**Exercise prompt**
Leave out the pictures and repeat every record exactly.
--- Data rows ---
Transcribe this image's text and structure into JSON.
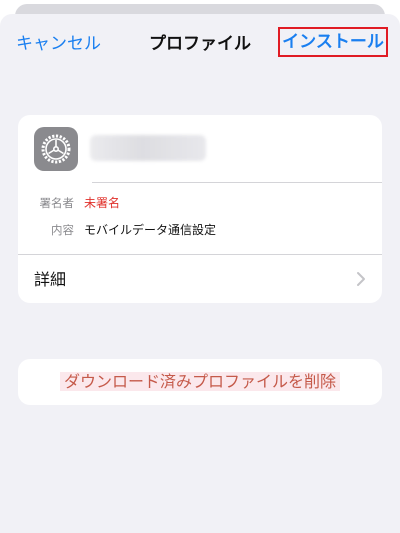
{
  "nav": {
    "cancel_label": "キャンセル",
    "title": "プロファイル",
    "install_label": "インストール"
  },
  "profile": {
    "icon": "settings-gear-icon",
    "name_redacted": true,
    "signer_label": "署名者",
    "signer_value": "未署名",
    "content_label": "内容",
    "content_value": "モバイルデータ通信設定",
    "details_label": "詳細"
  },
  "actions": {
    "delete_label": "ダウンロード済みプロファイルを削除"
  },
  "colors": {
    "accent": "#1a7ff0",
    "highlight_border": "#e01b24",
    "unsigned_text": "#e0302a",
    "delete_text": "#c55a4a",
    "background": "#f1f1f6"
  }
}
---
**Response to the task**
Transcribe this image's text and structure into JSON.
{
  "nav": {
    "cancel_label": "キャンセル",
    "title": "プロファイル",
    "install_label": "インストール"
  },
  "profile": {
    "icon": "settings-gear-icon",
    "name_redacted": true,
    "signer_label": "署名者",
    "signer_value": "未署名",
    "content_label": "内容",
    "content_value": "モバイルデータ通信設定",
    "details_label": "詳細"
  },
  "actions": {
    "delete_label": "ダウンロード済みプロファイルを削除"
  },
  "colors": {
    "accent": "#1a7ff0",
    "highlight_border": "#e01b24",
    "unsigned_text": "#e0302a",
    "delete_text": "#c55a4a",
    "background": "#f1f1f6"
  }
}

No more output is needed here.